Would you return the complete listing below word for word?

++++++++++++++++++++

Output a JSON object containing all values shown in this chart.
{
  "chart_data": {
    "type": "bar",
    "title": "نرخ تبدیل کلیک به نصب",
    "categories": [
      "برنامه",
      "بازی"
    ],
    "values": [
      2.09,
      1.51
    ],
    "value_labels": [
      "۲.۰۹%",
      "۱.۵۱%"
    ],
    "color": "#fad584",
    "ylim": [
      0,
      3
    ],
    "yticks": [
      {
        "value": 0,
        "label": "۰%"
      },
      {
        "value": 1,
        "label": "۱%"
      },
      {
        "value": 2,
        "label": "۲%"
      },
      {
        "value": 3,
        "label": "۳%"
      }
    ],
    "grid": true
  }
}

++++++++++++++++++++

**Result:**
Output a JSON object containing all values shown in this chart.
{
  "chart_data": {
    "type": "bar",
    "title": "نرخ تبدیل کلیک به نصب",
    "categories": [
      "برنامه",
      "بازی"
    ],
    "values": [
      2.09,
      1.51
    ],
    "value_labels": [
      "۲.۰۹%",
      "۱.۵۱%"
    ],
    "color": "#fad584",
    "ylim": [
      0,
      3
    ],
    "yticks": [
      {
        "value": 0,
        "label": "۰%"
      },
      {
        "value": 1,
        "label": "۱%"
      },
      {
        "value": 2,
        "label": "۲%"
      },
      {
        "value": 3,
        "label": "۳%"
      }
    ],
    "grid": true
  }
}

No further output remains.